Entries taken from a collection:
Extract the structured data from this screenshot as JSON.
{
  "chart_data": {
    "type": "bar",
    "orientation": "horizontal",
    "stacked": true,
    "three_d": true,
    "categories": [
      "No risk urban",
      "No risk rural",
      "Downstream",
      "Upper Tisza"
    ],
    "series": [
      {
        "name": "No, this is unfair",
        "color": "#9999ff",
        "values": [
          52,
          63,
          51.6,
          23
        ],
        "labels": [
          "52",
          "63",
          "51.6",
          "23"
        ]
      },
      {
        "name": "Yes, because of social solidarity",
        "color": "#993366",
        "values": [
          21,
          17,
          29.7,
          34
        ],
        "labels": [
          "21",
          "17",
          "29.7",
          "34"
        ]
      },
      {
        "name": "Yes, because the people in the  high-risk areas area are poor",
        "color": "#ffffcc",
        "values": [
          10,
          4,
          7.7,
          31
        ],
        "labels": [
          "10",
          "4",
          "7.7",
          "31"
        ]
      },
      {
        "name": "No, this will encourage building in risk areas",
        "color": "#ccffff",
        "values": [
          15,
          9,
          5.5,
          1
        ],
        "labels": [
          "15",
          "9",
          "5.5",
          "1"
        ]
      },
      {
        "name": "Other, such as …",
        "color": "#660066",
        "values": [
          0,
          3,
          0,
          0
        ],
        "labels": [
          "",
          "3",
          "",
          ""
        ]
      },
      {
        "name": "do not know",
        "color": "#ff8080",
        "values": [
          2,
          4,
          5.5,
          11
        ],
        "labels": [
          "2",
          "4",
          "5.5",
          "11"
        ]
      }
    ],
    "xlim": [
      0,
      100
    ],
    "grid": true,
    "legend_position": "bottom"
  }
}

What you will do - Exactly as shown above, return every record.

Solution for this task -
Extract the structured data from this screenshot as JSON.
{
  "chart_data": {
    "type": "bar",
    "orientation": "horizontal",
    "stacked": true,
    "three_d": true,
    "categories": [
      "No risk urban",
      "No risk rural",
      "Downstream",
      "Upper Tisza"
    ],
    "series": [
      {
        "name": "No, this is unfair",
        "color": "#9999ff",
        "values": [
          52,
          63,
          51.6,
          23
        ],
        "labels": [
          "52",
          "63",
          "51.6",
          "23"
        ]
      },
      {
        "name": "Yes, because of social solidarity",
        "color": "#993366",
        "values": [
          21,
          17,
          29.7,
          34
        ],
        "labels": [
          "21",
          "17",
          "29.7",
          "34"
        ]
      },
      {
        "name": "Yes, because the people in the  high-risk areas area are poor",
        "color": "#ffffcc",
        "values": [
          10,
          4,
          7.7,
          31
        ],
        "labels": [
          "10",
          "4",
          "7.7",
          "31"
        ]
      },
      {
        "name": "No, this will encourage building in risk areas",
        "color": "#ccffff",
        "values": [
          15,
          9,
          5.5,
          1
        ],
        "labels": [
          "15",
          "9",
          "5.5",
          "1"
        ]
      },
      {
        "name": "Other, such as …",
        "color": "#660066",
        "values": [
          0,
          3,
          0,
          0
        ],
        "labels": [
          "",
          "3",
          "",
          ""
        ]
      },
      {
        "name": "do not know",
        "color": "#ff8080",
        "values": [
          2,
          4,
          5.5,
          11
        ],
        "labels": [
          "2",
          "4",
          "5.5",
          "11"
        ]
      }
    ],
    "xlim": [
      0,
      100
    ],
    "grid": true,
    "legend_position": "bottom"
  }
}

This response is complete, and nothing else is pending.